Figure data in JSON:
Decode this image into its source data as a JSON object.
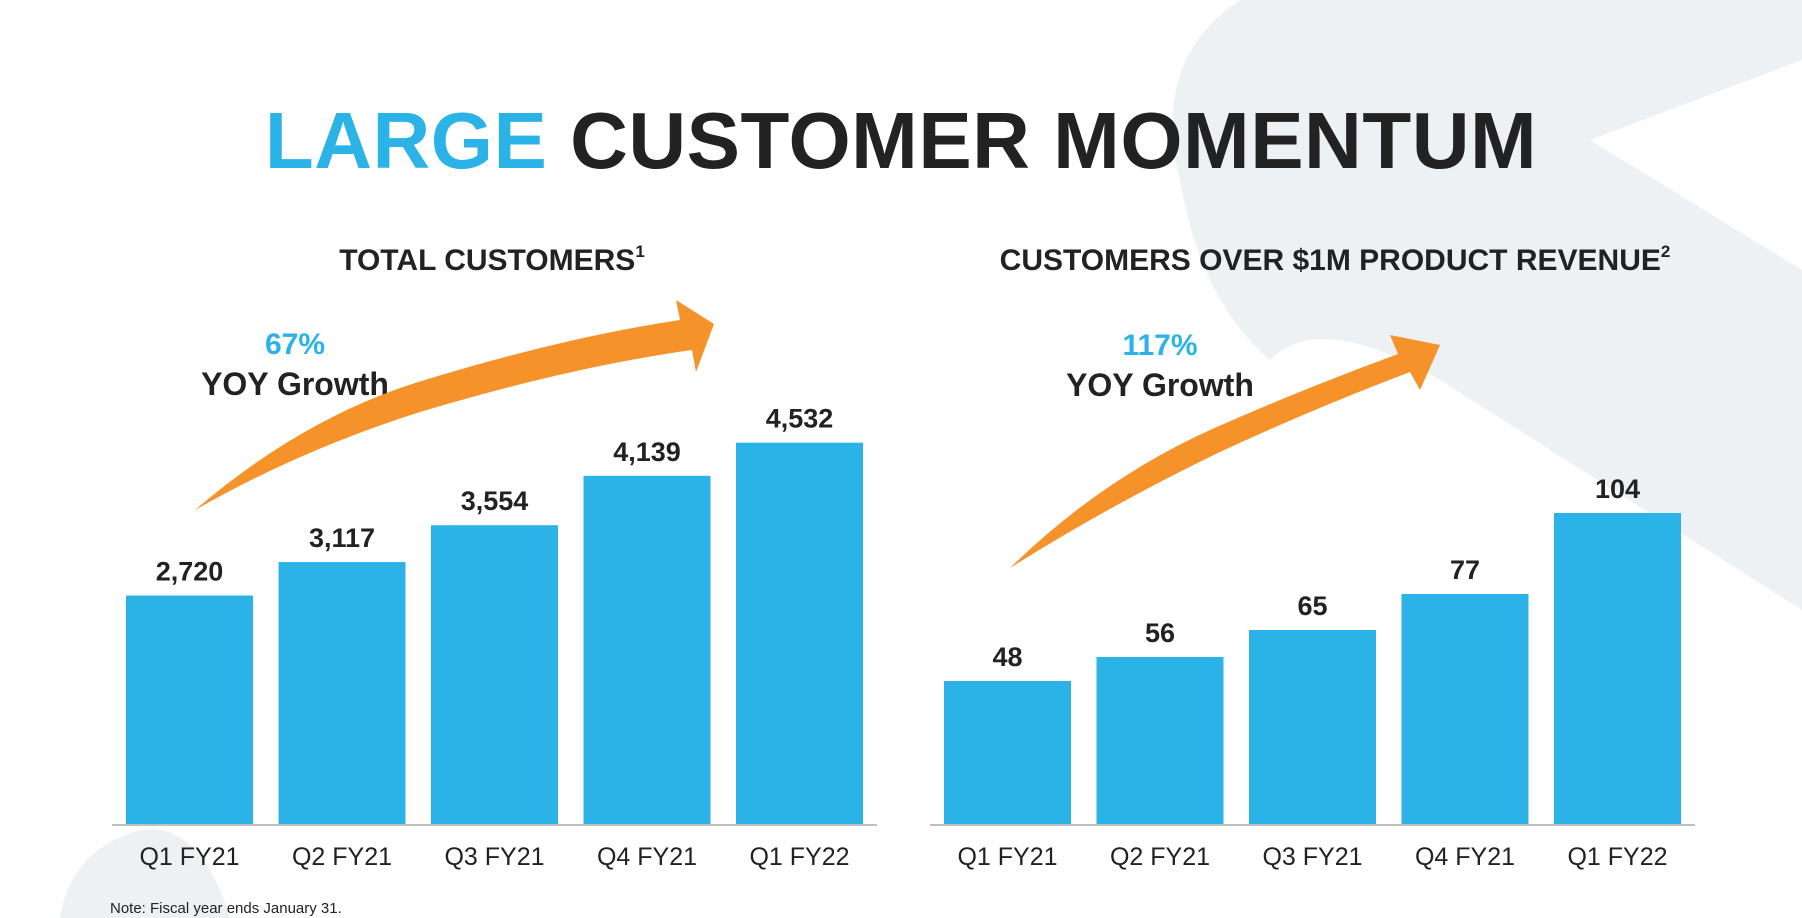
{
  "title": {
    "accent": "LARGE",
    "rest": "CUSTOMER MOMENTUM"
  },
  "colors": {
    "bar": "#2BB3E8",
    "accent": "#2BB3E8",
    "arrow": "#F5932A",
    "axis": "#BFBFBF",
    "bg_shape": "#EEF1F3"
  },
  "charts": [
    {
      "title": "TOTAL CUSTOMERS",
      "footnote_mark": "1",
      "growth": {
        "pct": "67%",
        "label": "YOY Growth"
      }
    },
    {
      "title": "CUSTOMERS OVER $1M PRODUCT REVENUE",
      "footnote_mark": "2",
      "growth": {
        "pct": "117%",
        "label": "YOY Growth"
      }
    }
  ],
  "chart_data": [
    {
      "type": "bar",
      "title": "TOTAL CUSTOMERS",
      "categories": [
        "Q1 FY21",
        "Q2 FY21",
        "Q3 FY21",
        "Q4 FY21",
        "Q1 FY22"
      ],
      "values": [
        2720,
        3117,
        3554,
        4139,
        4532
      ],
      "value_labels": [
        "2,720",
        "3,117",
        "3,554",
        "4,139",
        "4,532"
      ],
      "xlabel": "",
      "ylabel": "",
      "grid": false
    },
    {
      "type": "bar",
      "title": "CUSTOMERS OVER $1M PRODUCT REVENUE",
      "categories": [
        "Q1 FY21",
        "Q2 FY21",
        "Q3 FY21",
        "Q4 FY21",
        "Q1 FY22"
      ],
      "values": [
        48,
        56,
        65,
        77,
        104
      ],
      "value_labels": [
        "48",
        "56",
        "65",
        "77",
        "104"
      ],
      "xlabel": "",
      "ylabel": "",
      "grid": false
    }
  ],
  "note": "Note: Fiscal year ends January 31."
}
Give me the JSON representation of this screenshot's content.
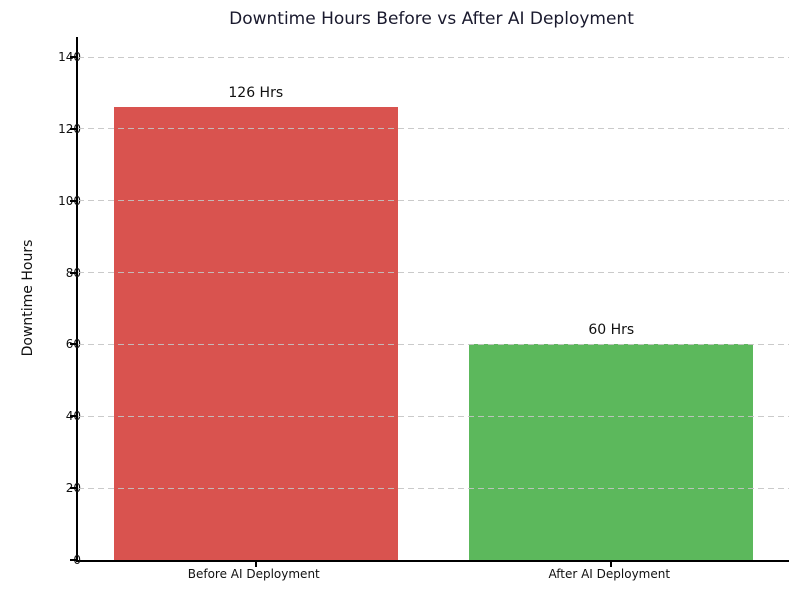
{
  "chart_data": {
    "type": "bar",
    "title": "Downtime Hours Before vs After AI Deployment",
    "categories": [
      "Before AI Deployment",
      "After AI Deployment"
    ],
    "values": [
      126,
      60
    ],
    "bar_labels": [
      "126 Hrs",
      "60 Hrs"
    ],
    "bar_colors": [
      "#d9534f",
      "#5cb85c"
    ],
    "xlabel": "",
    "ylabel": "Downtime Hours",
    "ylim": [
      0,
      145.6
    ],
    "yticks": [
      0,
      20,
      40,
      60,
      80,
      100,
      120,
      140
    ],
    "bar_width_fraction": 0.8,
    "grid": "horizontal-dashed",
    "legend": "none"
  },
  "colors": {
    "bar_before": "#d9534f",
    "bar_after": "#5cb85c",
    "grid": "#c4c4c4",
    "axis": "#000000",
    "title_text": "#1a1a2e",
    "tick_text": "#111111",
    "background": "#ffffff"
  }
}
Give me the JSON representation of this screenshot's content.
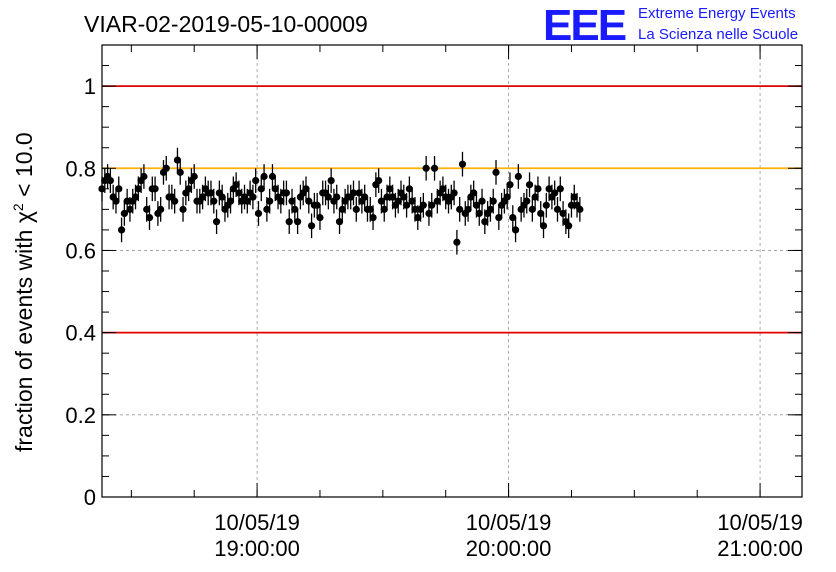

Exercise aim: In your copy of the listing above, reproduce each line exactly and omit all pictures.

Task answer:
Decode this image into its source data as a JSON object.
{
  "title": {
    "accent": "LARGE",
    "rest": "CUSTOMER MOMENTUM"
  },
  "colors": {
    "bar": "#2BB3E8",
    "accent": "#2BB3E8",
    "arrow": "#F5932A",
    "axis": "#BFBFBF",
    "bg_shape": "#EEF1F3"
  },
  "charts": [
    {
      "title": "TOTAL CUSTOMERS",
      "footnote_mark": "1",
      "growth": {
        "pct": "67%",
        "label": "YOY Growth"
      }
    },
    {
      "title": "CUSTOMERS OVER $1M PRODUCT REVENUE",
      "footnote_mark": "2",
      "growth": {
        "pct": "117%",
        "label": "YOY Growth"
      }
    }
  ],
  "chart_data": [
    {
      "type": "bar",
      "title": "TOTAL CUSTOMERS",
      "categories": [
        "Q1 FY21",
        "Q2 FY21",
        "Q3 FY21",
        "Q4 FY21",
        "Q1 FY22"
      ],
      "values": [
        2720,
        3117,
        3554,
        4139,
        4532
      ],
      "value_labels": [
        "2,720",
        "3,117",
        "3,554",
        "4,139",
        "4,532"
      ],
      "xlabel": "",
      "ylabel": "",
      "grid": false
    },
    {
      "type": "bar",
      "title": "CUSTOMERS OVER $1M PRODUCT REVENUE",
      "categories": [
        "Q1 FY21",
        "Q2 FY21",
        "Q3 FY21",
        "Q4 FY21",
        "Q1 FY22"
      ],
      "values": [
        48,
        56,
        65,
        77,
        104
      ],
      "value_labels": [
        "48",
        "56",
        "65",
        "77",
        "104"
      ],
      "xlabel": "",
      "ylabel": "",
      "grid": false
    }
  ],
  "note": "Note: Fiscal year ends January 31."
}
Give me the JSON representation of this screenshot's content.
{
  "chart_data": {
    "type": "bar",
    "title": "Downtime Hours Before vs After AI Deployment",
    "categories": [
      "Before AI Deployment",
      "After AI Deployment"
    ],
    "values": [
      126,
      60
    ],
    "bar_labels": [
      "126 Hrs",
      "60 Hrs"
    ],
    "bar_colors": [
      "#d9534f",
      "#5cb85c"
    ],
    "xlabel": "",
    "ylabel": "Downtime Hours",
    "ylim": [
      0,
      145.6
    ],
    "yticks": [
      0,
      20,
      40,
      60,
      80,
      100,
      120,
      140
    ],
    "bar_width_fraction": 0.8,
    "grid": "horizontal-dashed",
    "legend": "none"
  },
  "colors": {
    "bar_before": "#d9534f",
    "bar_after": "#5cb85c",
    "grid": "#c4c4c4",
    "axis": "#000000",
    "title_text": "#1a1a2e",
    "tick_text": "#111111",
    "background": "#ffffff"
  }
}
Give me the JSON representation of this screenshot's content.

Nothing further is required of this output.